September 11, 2008
EXHIBIT 99.2
September 11, 2008
Dear Xxxxx:
This will confirm the terms and conditions of your continued employment with Minrad
International, Inc. (the “Company”) in the position of Vice President and Controller, effective May
12, 2008. Except as otherwise specifically provided herein, this letter agreement supersedes and
replaces all prior communications, representations, agreements, understandings, plans and
arrangements between the parties, whether oral or written. Your employment with the Company will
continue to be “at will,” meaning that either you or the Company can terminate your employment at
any time, with or without cause, and with or without prior notice.
1. Base Salary. Your initial salary will be $ 6154.00 per bi-weekly pay period,
equivalent to $ 160,004.00 per year, less applicable taxes and withholdings. You will be eligible
to receive a merit increase of no less than 5% of your base salary on January 1, 2009, based on
your meeting agreed-upon performance expectations. Although we review salary annually, the Company
reserves the right to adjust your salary at any time.
2. Incentive Compensation. You will be eligible to receive incentive compensation in
accordance with the Company’s policy for executives as may be determined by the Compensation
Committee each year. For 2008 your incentive compensation will be determined as follows, and in
accordance with the Schedule A, attached hereto:
A. A bonus of $25,000 will be paid if, as determined by the Chief Financial Officer,
improvements are implemented to improve internal controls over financial reporting as identified in
the Plan for Remediation of Material Weaknesses in Item 8 A(T). Controls and Procedures on Form
10-KSBA for the fiscal year ended December 31, 2007 for which measures have been discussed,
documented and agreed upon with the Chief Financial Officer.

_SOURCE DATA:_
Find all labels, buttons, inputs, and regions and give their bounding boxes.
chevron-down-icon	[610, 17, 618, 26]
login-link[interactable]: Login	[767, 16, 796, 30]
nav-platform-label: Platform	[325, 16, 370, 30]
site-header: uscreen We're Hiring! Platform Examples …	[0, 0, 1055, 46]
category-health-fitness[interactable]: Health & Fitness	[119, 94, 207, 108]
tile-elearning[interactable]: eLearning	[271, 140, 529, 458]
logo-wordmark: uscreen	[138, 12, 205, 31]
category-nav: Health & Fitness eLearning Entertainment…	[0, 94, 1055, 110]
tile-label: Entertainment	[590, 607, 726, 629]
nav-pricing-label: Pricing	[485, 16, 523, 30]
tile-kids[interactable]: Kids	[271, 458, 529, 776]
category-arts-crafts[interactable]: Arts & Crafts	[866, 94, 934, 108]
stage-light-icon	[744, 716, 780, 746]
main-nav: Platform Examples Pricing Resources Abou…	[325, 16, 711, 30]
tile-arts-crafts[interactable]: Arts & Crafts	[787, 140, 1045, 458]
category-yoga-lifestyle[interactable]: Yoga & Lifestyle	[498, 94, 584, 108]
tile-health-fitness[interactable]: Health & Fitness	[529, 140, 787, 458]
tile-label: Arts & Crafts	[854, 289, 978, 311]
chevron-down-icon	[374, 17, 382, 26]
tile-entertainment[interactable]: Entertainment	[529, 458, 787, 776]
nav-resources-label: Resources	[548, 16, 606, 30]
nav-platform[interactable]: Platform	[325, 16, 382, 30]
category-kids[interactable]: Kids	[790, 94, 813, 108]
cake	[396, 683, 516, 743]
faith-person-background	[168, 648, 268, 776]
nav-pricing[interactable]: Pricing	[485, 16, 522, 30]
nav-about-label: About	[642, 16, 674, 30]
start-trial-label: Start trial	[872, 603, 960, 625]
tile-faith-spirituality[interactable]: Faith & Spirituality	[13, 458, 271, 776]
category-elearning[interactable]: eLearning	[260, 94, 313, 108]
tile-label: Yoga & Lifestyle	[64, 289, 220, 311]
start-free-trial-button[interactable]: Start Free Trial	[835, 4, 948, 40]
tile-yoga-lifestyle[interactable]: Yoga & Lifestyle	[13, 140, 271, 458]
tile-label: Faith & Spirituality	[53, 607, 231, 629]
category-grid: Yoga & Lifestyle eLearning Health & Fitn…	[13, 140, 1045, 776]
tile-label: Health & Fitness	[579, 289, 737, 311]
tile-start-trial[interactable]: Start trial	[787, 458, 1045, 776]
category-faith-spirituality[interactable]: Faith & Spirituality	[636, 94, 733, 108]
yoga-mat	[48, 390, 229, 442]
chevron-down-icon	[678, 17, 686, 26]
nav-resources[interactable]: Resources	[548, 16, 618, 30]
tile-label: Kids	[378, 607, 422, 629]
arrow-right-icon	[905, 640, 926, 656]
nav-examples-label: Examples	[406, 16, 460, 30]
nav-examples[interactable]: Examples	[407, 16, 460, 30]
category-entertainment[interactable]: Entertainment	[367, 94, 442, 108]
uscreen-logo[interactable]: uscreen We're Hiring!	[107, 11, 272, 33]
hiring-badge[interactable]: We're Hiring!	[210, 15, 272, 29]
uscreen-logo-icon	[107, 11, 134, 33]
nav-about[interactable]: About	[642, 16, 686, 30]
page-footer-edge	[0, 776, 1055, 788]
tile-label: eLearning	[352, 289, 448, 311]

_REQUIRED ACTION:_
How might the employment letter above go on after its last sentence? Continue it from that point.

_RESPONSE FOR THIS EXERCISE:_
B. A bonus of $12,500 will be paid if, in the determination of the Chief Financial Officer,
you succeed in improving the accurateness, timeliness, completeness, and relevancy of internal and
external financial reporting and analysis to meet SEC, Board, and management requirements by the
end of 2008 for which, measures have been discussed, documented and formalized with the Chief
Financial Officer.
C. A bonus of $12,500 will be paid if, in the determination of the Chief Financial Officer,
you provide insightful measurement and analysis of actual versus forecasted performance for which
measures have been discussed, documented and agreed upon with the Chief Financial Officer.
D. A bonus of $ 25,000 will be paid if, in the determination of the Chief Financial Officer,
you provide timely leadership and support to the Chief Financial Officer to the M&A, for which
measures have been discussed, documented and agreed upon with the Chief Financial Officer.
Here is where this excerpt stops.